▶ _Written exercise_
Find and copy each line of the records where the string "describing" shows up.

▶ _Records supplied_
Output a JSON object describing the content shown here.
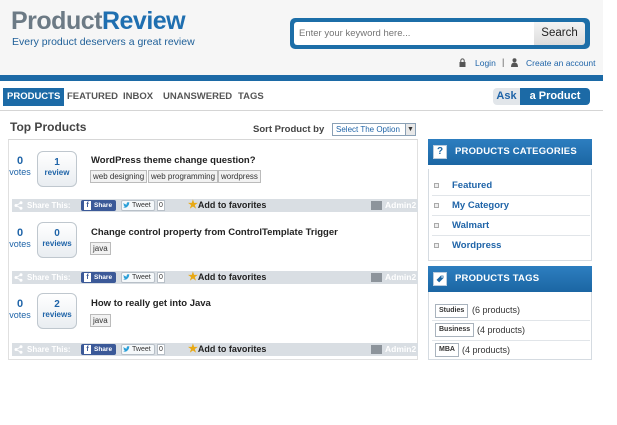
{
  "header": {
    "logo_part1": "Product",
    "logo_part2": "Review",
    "tagline": "Every product deservers a great review",
    "search_placeholder": "Enter your keyword here...",
    "search_button": "Search",
    "login": "Login",
    "separator": "|",
    "create_account": "Create an account"
  },
  "nav": {
    "items": [
      "PRODUCTS",
      "FEATURED",
      "INBOX",
      "UNANSWERED",
      "TAGS"
    ],
    "active": "PRODUCTS",
    "ask_part1": "Ask",
    "ask_part2": "a Product"
  },
  "main": {
    "title": "Top Products",
    "sort_label": "Sort Product by",
    "sort_value": "Select The Option"
  },
  "share": {
    "label": "Share This:",
    "fb": "Share",
    "tweet": "Tweet",
    "favorite": "Add to favorites"
  },
  "questions": [
    {
      "votes": "0",
      "votes_label": "votes",
      "reviews": "1",
      "reviews_label": "review",
      "title": "WordPress theme change question?",
      "tags": [
        "web designing",
        "web programming",
        "wordpress"
      ],
      "tweet_count": "0",
      "author": "Admin2"
    },
    {
      "votes": "0",
      "votes_label": "votes",
      "reviews": "0",
      "reviews_label": "reviews",
      "title": "Change control property from ControlTemplate Trigger",
      "tags": [
        "java"
      ],
      "tweet_count": "0",
      "author": "Admin2"
    },
    {
      "votes": "0",
      "votes_label": "votes",
      "reviews": "2",
      "reviews_label": "reviews",
      "title": "How to really get into Java",
      "tags": [
        "java"
      ],
      "tweet_count": "0",
      "author": "Admin2"
    }
  ],
  "sidebar": {
    "categories_title": "PRODUCTS CATEGORIES",
    "categories": [
      "Featured",
      "My Category",
      "Walmart",
      "Wordpress"
    ],
    "tags_title": "PRODUCTS TAGS",
    "tags": [
      {
        "name": "Studies",
        "count": "(6 products)"
      },
      {
        "name": "Business",
        "count": "(4 products)"
      },
      {
        "name": "MBA",
        "count": "(4 products)"
      }
    ]
  },
  "colors": {
    "brand_blue": "#1c6aa6",
    "link_blue": "#1f64a8",
    "share_bar": "#d9dee3",
    "star": "#e8a915"
  }
}
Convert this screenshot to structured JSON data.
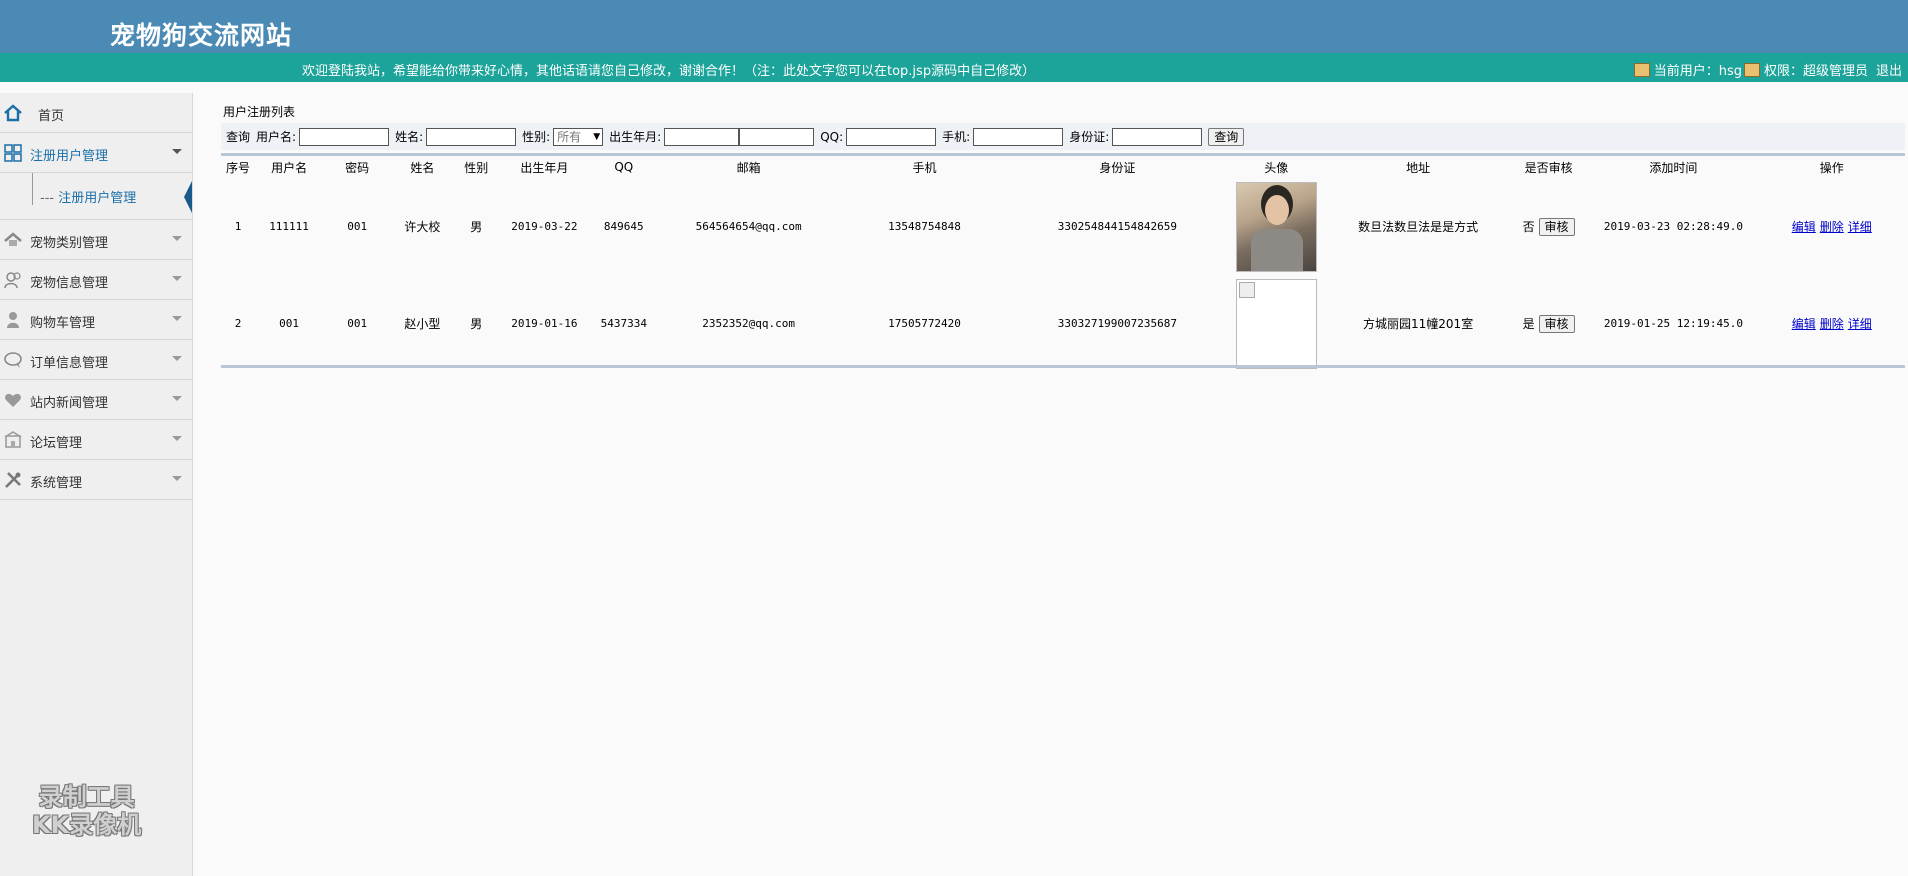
{
  "header": {
    "site_title": "宠物狗交流网站",
    "welcome": "欢迎登陆我站，希望能给你带来好心情，其他话语请您自己修改，谢谢合作！（注：此处文字您可以在top.jsp源码中自己修改）",
    "current_user": "当前用户：hsg",
    "role": "权限：超级管理员",
    "logout": "退出"
  },
  "sidebar": {
    "home": "首页",
    "items": [
      {
        "label": "注册用户管理",
        "icon": "grid-icon"
      },
      {
        "label": "宠物类别管理",
        "icon": "house-icon"
      },
      {
        "label": "宠物信息管理",
        "icon": "users-icon"
      },
      {
        "label": "购物车管理",
        "icon": "person-icon"
      },
      {
        "label": "订单信息管理",
        "icon": "chat-icon"
      },
      {
        "label": "站内新闻管理",
        "icon": "heart-icon"
      },
      {
        "label": "论坛管理",
        "icon": "building-icon"
      },
      {
        "label": "系统管理",
        "icon": "tools-icon"
      }
    ],
    "submenu": "注册用户管理"
  },
  "watermark": {
    "line1": "录制工具",
    "line2": "KK录像机"
  },
  "main": {
    "caption": "用户注册列表",
    "search": {
      "query_label": "查询",
      "username_label": "用户名:",
      "name_label": "姓名:",
      "gender_label": "性别:",
      "gender_value": "所有",
      "birth_label": "出生年月:",
      "qq_label": "QQ:",
      "phone_label": "手机:",
      "id_label": "身份证:",
      "button": "查询"
    },
    "columns": [
      "序号",
      "用户名",
      "密码",
      "姓名",
      "性别",
      "出生年月",
      "QQ",
      "邮箱",
      "手机",
      "身份证",
      "头像",
      "地址",
      "是否审核",
      "添加时间",
      "操作"
    ],
    "rows": [
      {
        "no": "1",
        "username": "111111",
        "password": "001",
        "name": "许大校",
        "gender": "男",
        "birth": "2019-03-22",
        "qq": "849645",
        "email": "564564654@qq.com",
        "phone": "13548754848",
        "idcard": "330254844154842659",
        "address": "数旦法数旦法是是方式",
        "audited": "否",
        "audit_btn": "审核",
        "added": "2019-03-23 02:28:49.0",
        "op_edit": "编辑",
        "op_delete": "删除",
        "op_detail": "详细"
      },
      {
        "no": "2",
        "username": "001",
        "password": "001",
        "name": "赵小型",
        "gender": "男",
        "birth": "2019-01-16",
        "qq": "5437334",
        "email": "2352352@qq.com",
        "phone": "17505772420",
        "idcard": "330327199007235687",
        "address": "方城丽园11幢201室",
        "audited": "是",
        "audit_btn": "审核",
        "added": "2019-01-25 12:19:45.0",
        "op_edit": "编辑",
        "op_delete": "删除",
        "op_detail": "详细"
      }
    ]
  }
}
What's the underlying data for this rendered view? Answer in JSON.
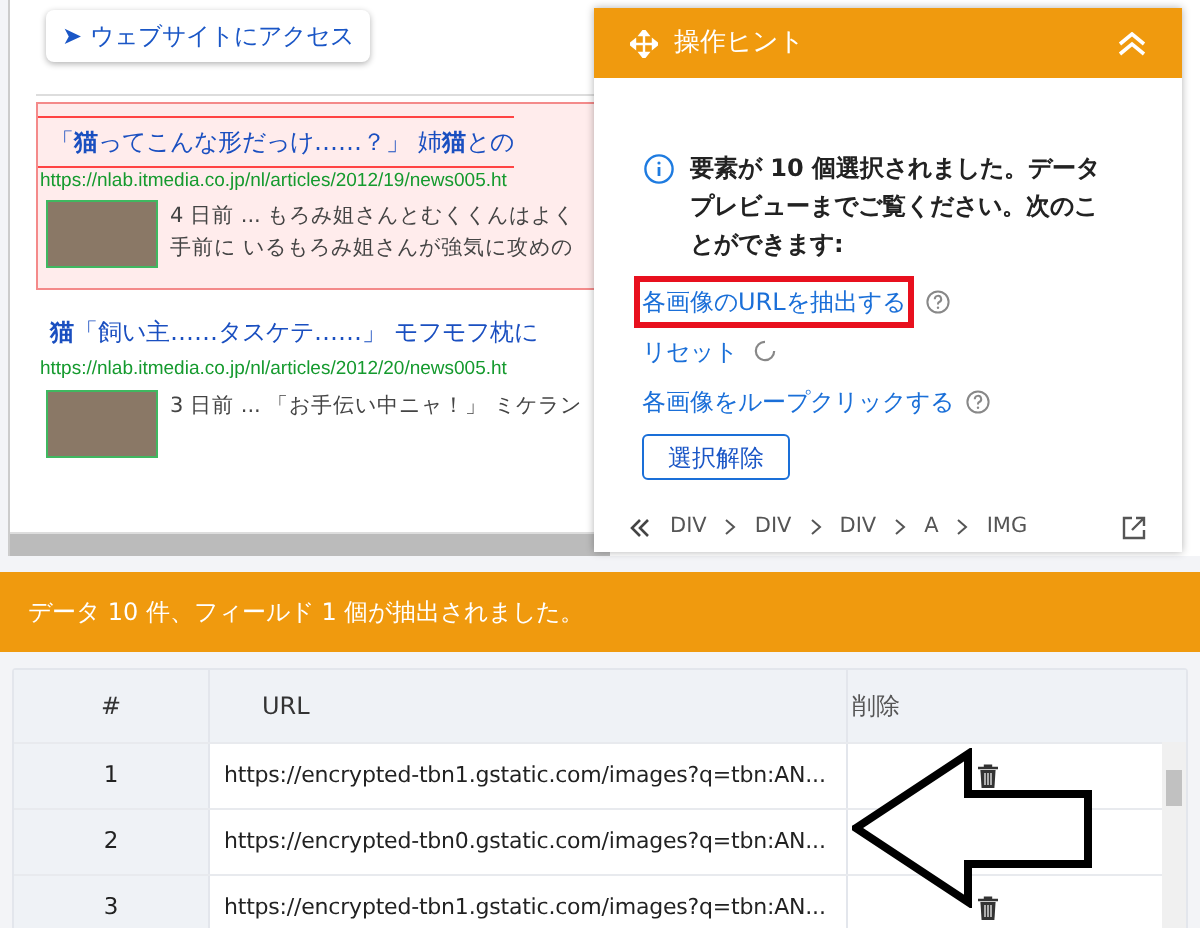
{
  "page": {
    "access_button": "➤ ウェブサイトにアクセス",
    "results": [
      {
        "title": "「**猫**ってこんな形だっけ……？」 姉**猫**との",
        "url": "https://nlab.itmedia.co.jp/nl/articles/2012/19/news005.ht",
        "snippet": [
          "4 日前 ... もろみ姐さんとむくくんはよく",
          "手前に いるもろみ姐さんが強気に攻めの"
        ],
        "highlighted": true
      },
      {
        "title": "**猫**「飼い主……タスケテ……」 モフモフ枕に",
        "url": "https://nlab.itmedia.co.jp/nl/articles/2012/20/news005.ht",
        "snippet": [
          "3 日前 ... 「お手伝い中ニャ！」 ミケラン"
        ],
        "highlighted": false
      }
    ]
  },
  "hint_panel": {
    "title": "操作ヒント",
    "message": "要素が 10 個選択されました。データプレビューまでご覧ください。次のことができます:",
    "actions": [
      {
        "label": "各画像のURLを抽出する",
        "kind": "help",
        "highlighted": true
      },
      {
        "label": "リセット",
        "kind": "reset",
        "highlighted": false
      },
      {
        "label": "各画像をループクリックする",
        "kind": "help",
        "highlighted": false
      }
    ],
    "deselect_button": "選択解除",
    "breadcrumb": [
      "DIV",
      "DIV",
      "DIV",
      "A",
      "IMG"
    ]
  },
  "status_bar": "データ 10 件、フィールド 1 個が抽出されました。",
  "table": {
    "columns": [
      "#",
      "URL",
      "削除"
    ],
    "rows": [
      {
        "index": "1",
        "url": "https://encrypted-tbn1.gstatic.com/images?q=tbn:AN..."
      },
      {
        "index": "2",
        "url": "https://encrypted-tbn0.gstatic.com/images?q=tbn:AN..."
      },
      {
        "index": "3",
        "url": "https://encrypted-tbn1.gstatic.com/images?q=tbn:AN..."
      }
    ]
  }
}
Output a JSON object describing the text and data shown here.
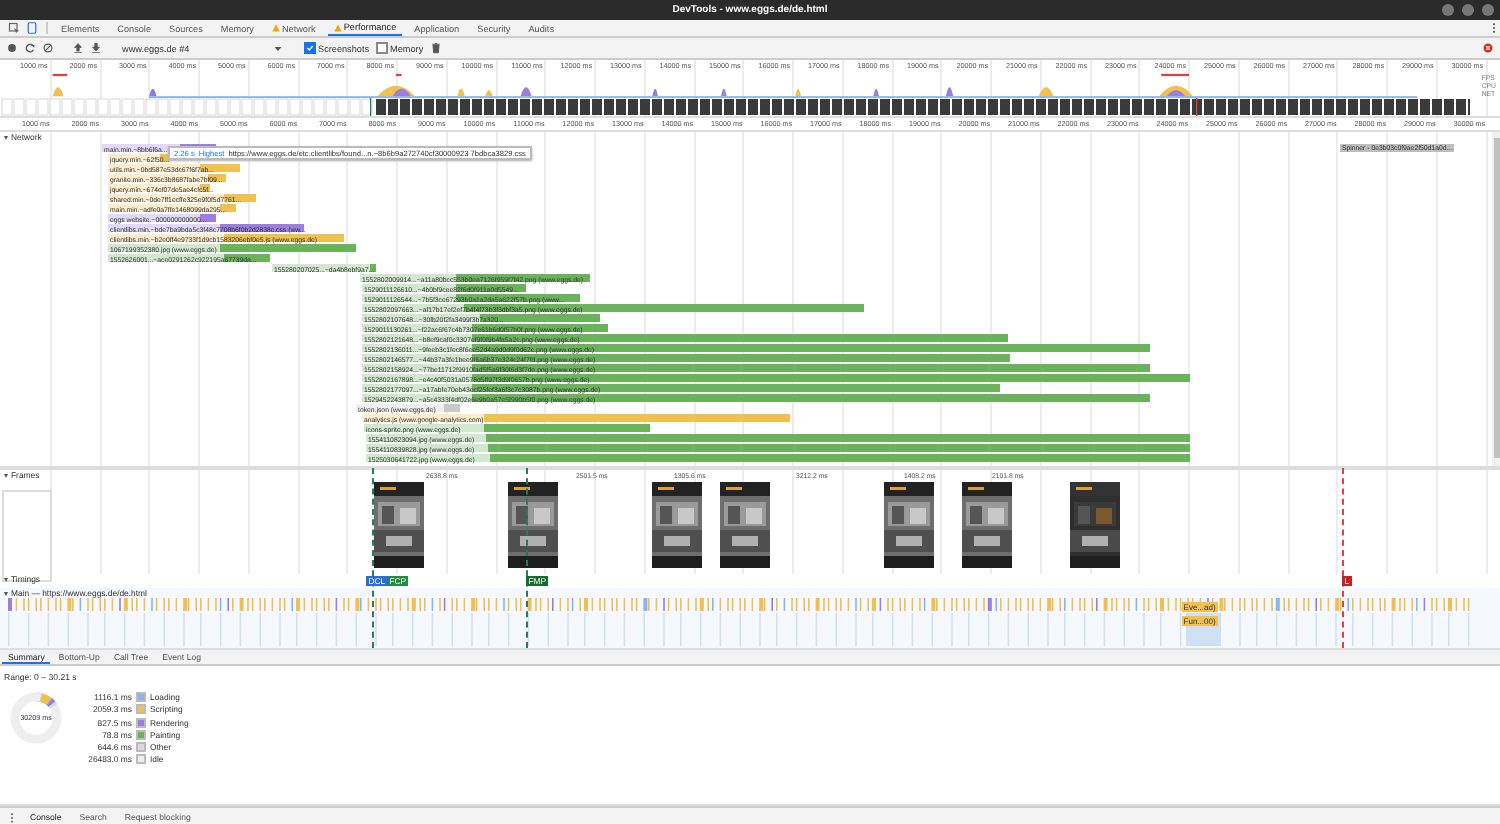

▶ _Solution for this exercise_
Output a JSON object describing the content shown here.
Output a JSON object describing the text and data shown here.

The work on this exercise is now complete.